Give the listing again exactly, omitting its images.

--- Extracted records ---

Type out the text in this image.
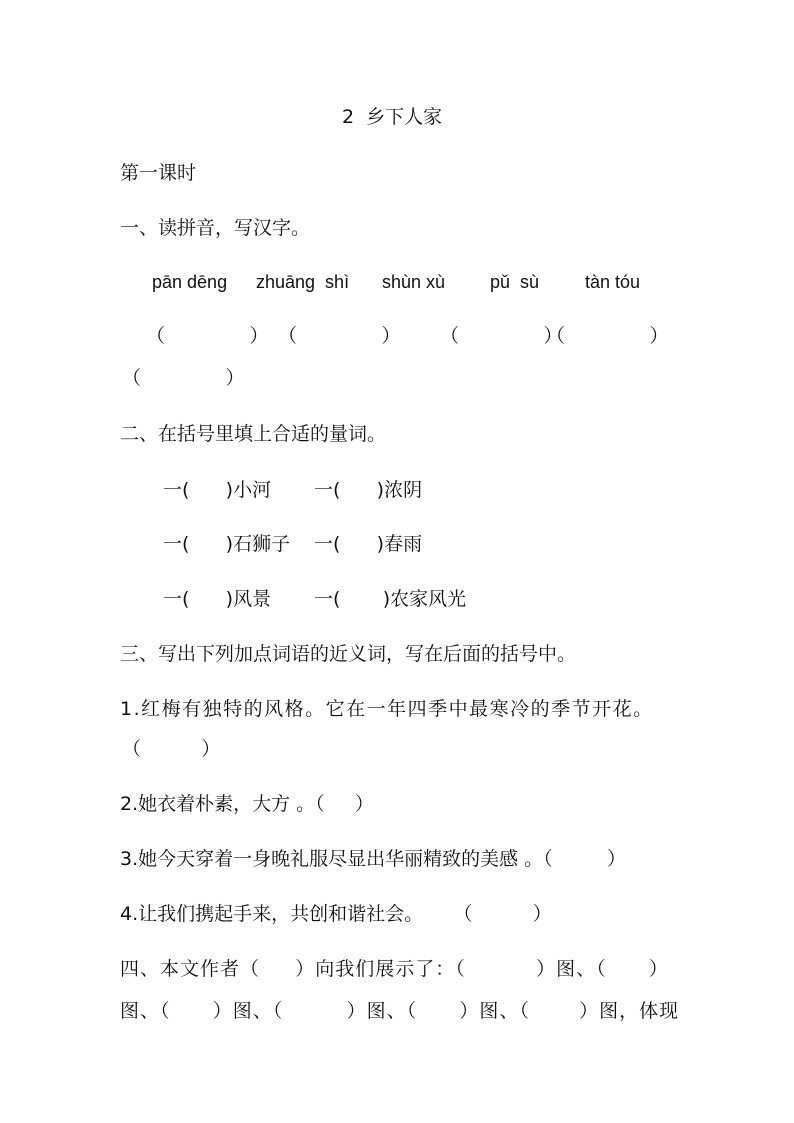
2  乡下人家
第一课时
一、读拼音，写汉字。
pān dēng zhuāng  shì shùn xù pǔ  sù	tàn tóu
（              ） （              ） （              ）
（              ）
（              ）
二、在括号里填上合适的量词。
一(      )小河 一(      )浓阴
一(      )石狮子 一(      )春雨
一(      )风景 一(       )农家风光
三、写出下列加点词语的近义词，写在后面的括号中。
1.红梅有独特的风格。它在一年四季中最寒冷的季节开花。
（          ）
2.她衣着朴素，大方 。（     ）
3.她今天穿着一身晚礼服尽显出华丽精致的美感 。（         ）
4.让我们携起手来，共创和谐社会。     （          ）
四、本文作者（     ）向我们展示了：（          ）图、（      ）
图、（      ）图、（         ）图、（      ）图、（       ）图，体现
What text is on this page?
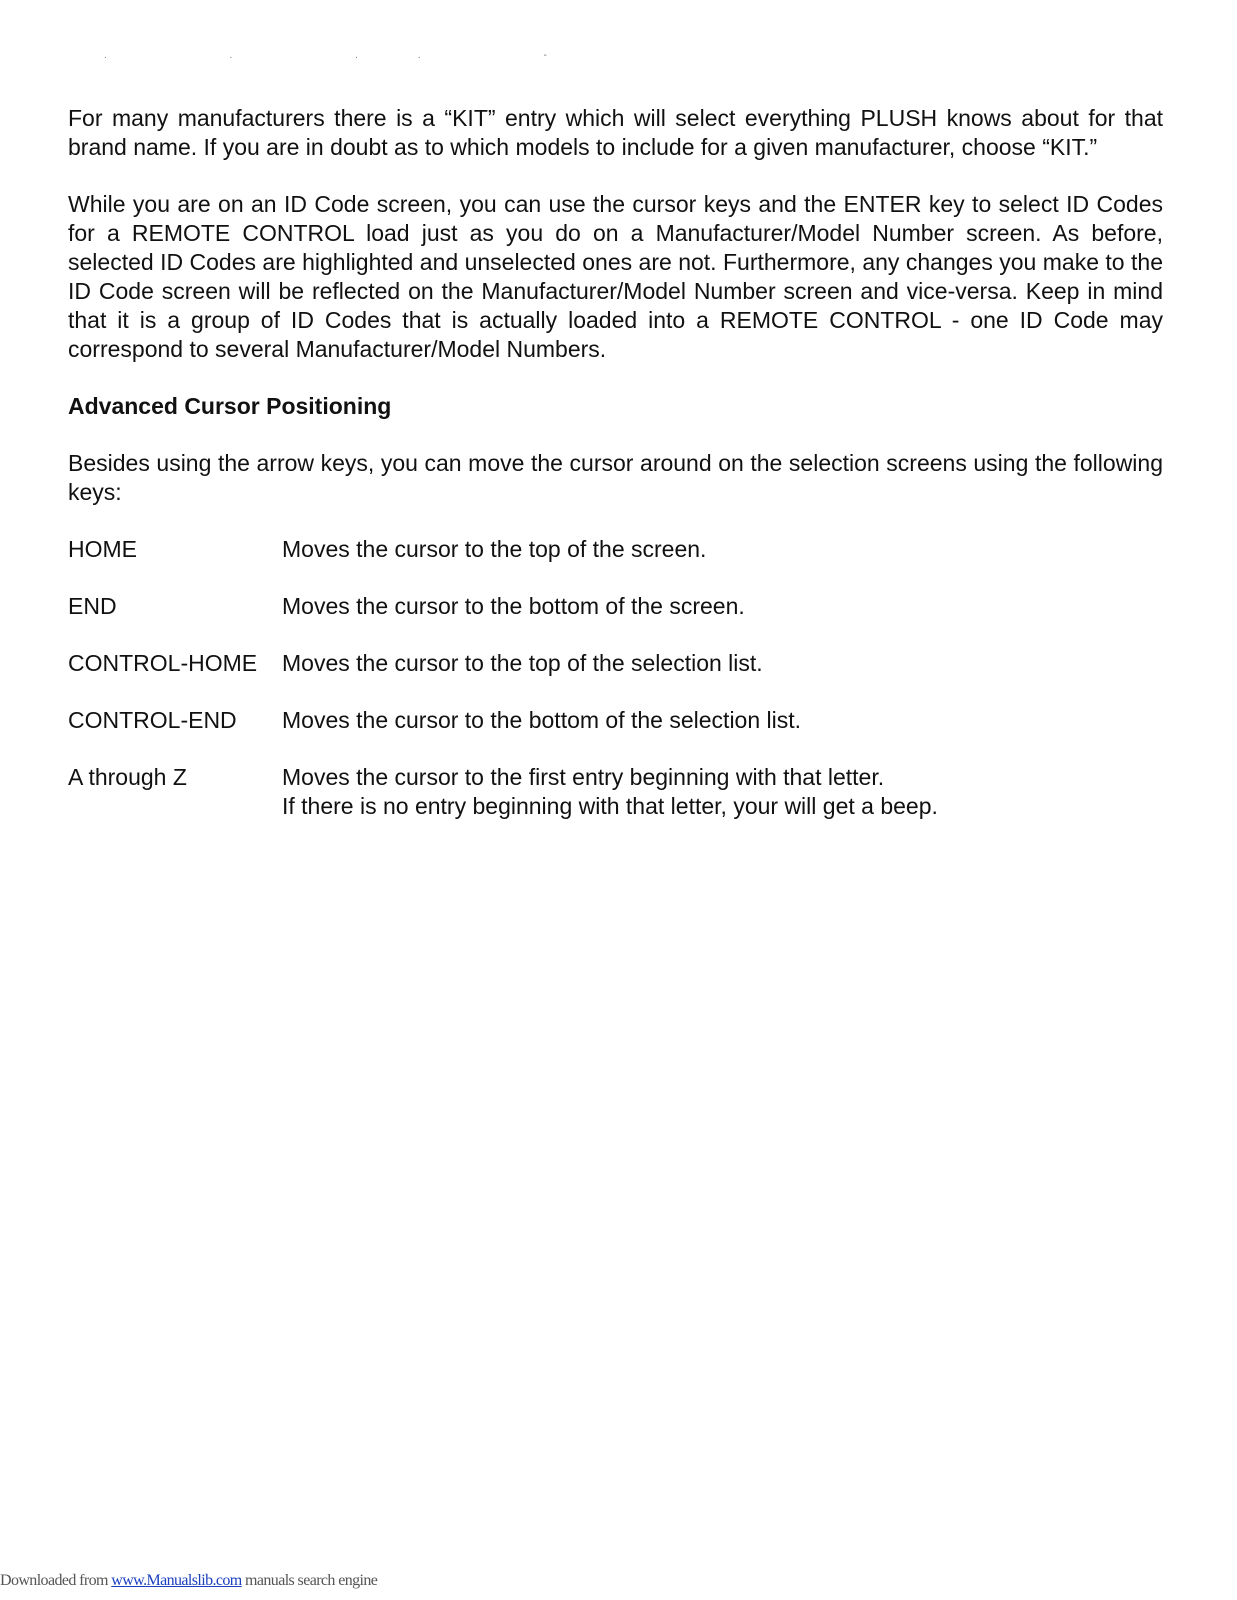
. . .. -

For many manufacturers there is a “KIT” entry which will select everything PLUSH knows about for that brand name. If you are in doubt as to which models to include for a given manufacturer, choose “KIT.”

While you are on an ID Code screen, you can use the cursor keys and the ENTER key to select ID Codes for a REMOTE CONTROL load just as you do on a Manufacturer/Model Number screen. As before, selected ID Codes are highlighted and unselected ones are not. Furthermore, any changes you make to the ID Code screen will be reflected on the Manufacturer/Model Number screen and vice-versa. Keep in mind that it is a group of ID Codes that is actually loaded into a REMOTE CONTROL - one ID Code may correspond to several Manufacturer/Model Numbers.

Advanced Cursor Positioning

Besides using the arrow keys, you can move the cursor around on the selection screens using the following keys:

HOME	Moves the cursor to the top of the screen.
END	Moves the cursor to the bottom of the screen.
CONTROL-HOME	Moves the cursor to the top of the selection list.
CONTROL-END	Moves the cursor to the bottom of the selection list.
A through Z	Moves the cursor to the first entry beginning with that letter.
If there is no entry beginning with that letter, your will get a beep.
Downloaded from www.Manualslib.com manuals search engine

---

→ Problem solution
Type out the text in this image.
2  乡下人家
第一课时
一、读拼音，写汉字。
pān dēng zhuāng  shì shùn xù pǔ  sù	tàn tóu
（              ） （              ） （              ）
（              ）
（              ）
二、在括号里填上合适的量词。
一(      )小河 一(      )浓阴
一(      )石狮子 一(      )春雨
一(      )风景 一(       )农家风光
三、写出下列加点词语的近义词，写在后面的括号中。
1.红梅有独特的风格。它在一年四季中最寒冷的季节开花。
（          ）
2.她衣着朴素，大方 。（     ）
3.她今天穿着一身晚礼服尽显出华丽精致的美感 。（         ）
4.让我们携起手来，共创和谐社会。     （          ）
四、本文作者（     ）向我们展示了：（          ）图、（      ）
图、（      ）图、（         ）图、（      ）图、（       ）图，体现
What text is on this page?
. . .. -

For many manufacturers there is a “KIT” entry which will select everything PLUSH knows about for that brand name. If you are in doubt as to which models to include for a given manufacturer, choose “KIT.”

While you are on an ID Code screen, you can use the cursor keys and the ENTER key to select ID Codes for a REMOTE CONTROL load just as you do on a Manufacturer/Model Number screen. As before, selected ID Codes are highlighted and unselected ones are not. Furthermore, any changes you make to the ID Code screen will be reflected on the Manufacturer/Model Number screen and vice-versa. Keep in mind that it is a group of ID Codes that is actually loaded into a REMOTE CONTROL - one ID Code may correspond to several Manufacturer/Model Numbers.

Advanced Cursor Positioning

Besides using the arrow keys, you can move the cursor around on the selection screens using the following keys:

HOME	Moves the cursor to the top of the screen.
END	Moves the cursor to the bottom of the screen.
CONTROL-HOME	Moves the cursor to the top of the selection list.
CONTROL-END	Moves the cursor to the bottom of the selection list.
A through Z	Moves the cursor to the first entry beginning with that letter.
If there is no entry beginning with that letter, your will get a beep.
Downloaded from www.Manualslib.com manuals search engine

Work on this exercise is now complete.